PROBLEM TO SOLVE:
In the data that follows, find the line containing "Give me a plain-text"; then quote that line and every line after it, exactly, through the last one.

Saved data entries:
= = = = =
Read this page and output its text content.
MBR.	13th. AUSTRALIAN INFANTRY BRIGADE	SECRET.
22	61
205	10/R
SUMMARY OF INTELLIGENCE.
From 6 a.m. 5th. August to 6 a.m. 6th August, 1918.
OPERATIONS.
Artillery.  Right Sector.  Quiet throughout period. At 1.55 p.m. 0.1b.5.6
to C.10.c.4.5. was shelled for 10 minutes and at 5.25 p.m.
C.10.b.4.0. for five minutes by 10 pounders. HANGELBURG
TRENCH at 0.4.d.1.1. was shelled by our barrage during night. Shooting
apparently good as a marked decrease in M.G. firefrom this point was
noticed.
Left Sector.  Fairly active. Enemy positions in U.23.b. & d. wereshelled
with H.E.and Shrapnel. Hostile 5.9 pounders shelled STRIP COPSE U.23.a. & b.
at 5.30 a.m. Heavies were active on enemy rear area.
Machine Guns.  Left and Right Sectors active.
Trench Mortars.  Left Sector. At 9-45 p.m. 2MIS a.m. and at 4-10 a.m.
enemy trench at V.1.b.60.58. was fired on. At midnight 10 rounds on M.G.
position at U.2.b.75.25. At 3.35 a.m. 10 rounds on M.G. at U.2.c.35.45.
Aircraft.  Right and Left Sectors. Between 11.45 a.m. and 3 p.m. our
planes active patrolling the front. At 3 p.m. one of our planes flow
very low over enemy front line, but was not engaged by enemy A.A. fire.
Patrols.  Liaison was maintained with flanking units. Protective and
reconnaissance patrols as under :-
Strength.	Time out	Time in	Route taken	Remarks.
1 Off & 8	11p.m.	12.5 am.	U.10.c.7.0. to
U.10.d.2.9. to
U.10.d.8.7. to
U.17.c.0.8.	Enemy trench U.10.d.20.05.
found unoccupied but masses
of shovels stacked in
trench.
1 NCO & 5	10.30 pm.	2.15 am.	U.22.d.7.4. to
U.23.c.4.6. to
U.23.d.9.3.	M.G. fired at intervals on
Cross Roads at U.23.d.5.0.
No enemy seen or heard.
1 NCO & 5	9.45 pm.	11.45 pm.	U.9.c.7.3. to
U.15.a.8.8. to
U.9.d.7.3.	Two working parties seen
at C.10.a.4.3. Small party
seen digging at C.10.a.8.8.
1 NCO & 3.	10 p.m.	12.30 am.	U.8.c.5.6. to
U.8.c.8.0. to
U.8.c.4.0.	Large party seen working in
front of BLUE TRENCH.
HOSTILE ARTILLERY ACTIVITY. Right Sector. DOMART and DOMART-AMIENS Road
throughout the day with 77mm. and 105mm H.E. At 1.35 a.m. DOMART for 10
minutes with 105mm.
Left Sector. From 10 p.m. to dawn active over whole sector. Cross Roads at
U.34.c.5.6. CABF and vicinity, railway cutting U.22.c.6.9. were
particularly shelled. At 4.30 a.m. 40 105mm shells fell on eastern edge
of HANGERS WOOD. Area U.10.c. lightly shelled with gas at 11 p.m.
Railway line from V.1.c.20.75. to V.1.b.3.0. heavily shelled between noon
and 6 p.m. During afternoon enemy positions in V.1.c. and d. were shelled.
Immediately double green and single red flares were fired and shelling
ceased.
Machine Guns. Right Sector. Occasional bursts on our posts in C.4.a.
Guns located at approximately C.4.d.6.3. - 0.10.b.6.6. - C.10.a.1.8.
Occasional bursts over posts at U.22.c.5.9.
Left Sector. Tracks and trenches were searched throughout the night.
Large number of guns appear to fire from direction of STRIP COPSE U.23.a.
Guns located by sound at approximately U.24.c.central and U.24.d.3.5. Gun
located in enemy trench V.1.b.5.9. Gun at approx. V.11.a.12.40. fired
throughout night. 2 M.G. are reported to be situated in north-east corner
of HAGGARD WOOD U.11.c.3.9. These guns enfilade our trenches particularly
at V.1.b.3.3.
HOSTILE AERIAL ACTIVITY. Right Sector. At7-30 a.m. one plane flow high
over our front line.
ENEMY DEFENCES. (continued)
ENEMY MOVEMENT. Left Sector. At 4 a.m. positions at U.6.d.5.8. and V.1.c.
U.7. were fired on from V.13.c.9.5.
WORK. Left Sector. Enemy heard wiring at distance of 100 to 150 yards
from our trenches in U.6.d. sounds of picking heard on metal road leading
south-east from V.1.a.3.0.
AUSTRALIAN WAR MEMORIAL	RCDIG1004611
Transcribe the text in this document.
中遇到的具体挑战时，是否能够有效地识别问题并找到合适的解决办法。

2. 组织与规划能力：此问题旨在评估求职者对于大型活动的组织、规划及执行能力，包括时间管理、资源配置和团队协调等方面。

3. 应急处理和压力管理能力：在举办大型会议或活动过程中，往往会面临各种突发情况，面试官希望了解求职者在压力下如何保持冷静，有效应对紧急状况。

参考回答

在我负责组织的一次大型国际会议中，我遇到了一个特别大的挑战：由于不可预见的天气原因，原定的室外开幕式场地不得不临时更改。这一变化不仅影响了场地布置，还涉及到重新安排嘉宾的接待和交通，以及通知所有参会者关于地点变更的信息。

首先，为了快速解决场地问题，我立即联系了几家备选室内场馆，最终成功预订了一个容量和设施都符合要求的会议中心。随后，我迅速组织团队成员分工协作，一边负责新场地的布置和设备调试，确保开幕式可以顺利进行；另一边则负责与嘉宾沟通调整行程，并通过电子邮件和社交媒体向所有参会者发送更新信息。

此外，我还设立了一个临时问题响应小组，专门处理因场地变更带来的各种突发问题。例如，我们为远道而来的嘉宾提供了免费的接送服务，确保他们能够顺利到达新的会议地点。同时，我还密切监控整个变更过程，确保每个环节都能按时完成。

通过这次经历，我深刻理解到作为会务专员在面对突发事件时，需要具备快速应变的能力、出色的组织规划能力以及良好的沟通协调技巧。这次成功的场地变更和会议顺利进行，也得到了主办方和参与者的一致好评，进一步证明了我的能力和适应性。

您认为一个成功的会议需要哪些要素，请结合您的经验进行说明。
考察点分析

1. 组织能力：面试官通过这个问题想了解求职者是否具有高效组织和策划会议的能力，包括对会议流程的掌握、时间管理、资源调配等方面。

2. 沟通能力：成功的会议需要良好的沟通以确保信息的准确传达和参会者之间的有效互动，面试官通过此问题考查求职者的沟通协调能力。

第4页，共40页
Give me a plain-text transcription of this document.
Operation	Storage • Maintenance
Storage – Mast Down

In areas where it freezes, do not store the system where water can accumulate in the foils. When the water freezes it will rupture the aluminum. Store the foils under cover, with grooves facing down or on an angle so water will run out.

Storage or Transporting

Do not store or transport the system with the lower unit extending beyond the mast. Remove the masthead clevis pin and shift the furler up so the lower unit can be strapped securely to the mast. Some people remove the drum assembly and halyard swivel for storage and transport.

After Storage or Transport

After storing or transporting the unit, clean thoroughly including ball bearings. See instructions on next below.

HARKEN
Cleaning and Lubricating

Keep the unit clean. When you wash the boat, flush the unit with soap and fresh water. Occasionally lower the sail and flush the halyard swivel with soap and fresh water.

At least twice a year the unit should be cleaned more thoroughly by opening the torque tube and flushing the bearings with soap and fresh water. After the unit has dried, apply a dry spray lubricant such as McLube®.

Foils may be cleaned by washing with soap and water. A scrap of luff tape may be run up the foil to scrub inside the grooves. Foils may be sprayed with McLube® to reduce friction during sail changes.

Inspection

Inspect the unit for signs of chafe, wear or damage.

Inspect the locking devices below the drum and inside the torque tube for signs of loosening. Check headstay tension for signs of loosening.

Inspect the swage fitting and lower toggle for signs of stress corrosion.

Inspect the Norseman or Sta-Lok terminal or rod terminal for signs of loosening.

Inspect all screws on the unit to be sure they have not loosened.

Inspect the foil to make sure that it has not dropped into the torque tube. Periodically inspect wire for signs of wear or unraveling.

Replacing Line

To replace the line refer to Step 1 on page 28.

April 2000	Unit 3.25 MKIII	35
= = = = =
ANSWER IN FULL:
Give me a plain-text transcription of this document.
Operation	Storage • Maintenance
Storage – Mast Down

In areas where it freezes, do not store the system where water can accumulate in the foils. When the water freezes it will rupture the aluminum. Store the foils under cover, with grooves facing down or on an angle so water will run out.

Storage or Transporting

Do not store or transport the system with the lower unit extending beyond the mast. Remove the masthead clevis pin and shift the furler up so the lower unit can be strapped securely to the mast. Some people remove the drum assembly and halyard swivel for storage and transport.

After Storage or Transport

After storing or transporting the unit, clean thoroughly including ball bearings. See instructions on next below.

HARKEN
Cleaning and Lubricating

Keep the unit clean. When you wash the boat, flush the unit with soap and fresh water. Occasionally lower the sail and flush the halyard swivel with soap and fresh water.

At least twice a year the unit should be cleaned more thoroughly by opening the torque tube and flushing the bearings with soap and fresh water. After the unit has dried, apply a dry spray lubricant such as McLube®.

Foils may be cleaned by washing with soap and water. A scrap of luff tape may be run up the foil to scrub inside the grooves. Foils may be sprayed with McLube® to reduce friction during sail changes.

Inspection

Inspect the unit for signs of chafe, wear or damage.

Inspect the locking devices below the drum and inside the torque tube for signs of loosening. Check headstay tension for signs of loosening.

Inspect the swage fitting and lower toggle for signs of stress corrosion.

Inspect the Norseman or Sta-Lok terminal or rod terminal for signs of loosening.

Inspect all screws on the unit to be sure they have not loosened.

Inspect the foil to make sure that it has not dropped into the torque tube. Periodically inspect wire for signs of wear or unraveling.

Replacing Line

To replace the line refer to Step 1 on page 28.

April 2000	Unit 3.25 MKIII	35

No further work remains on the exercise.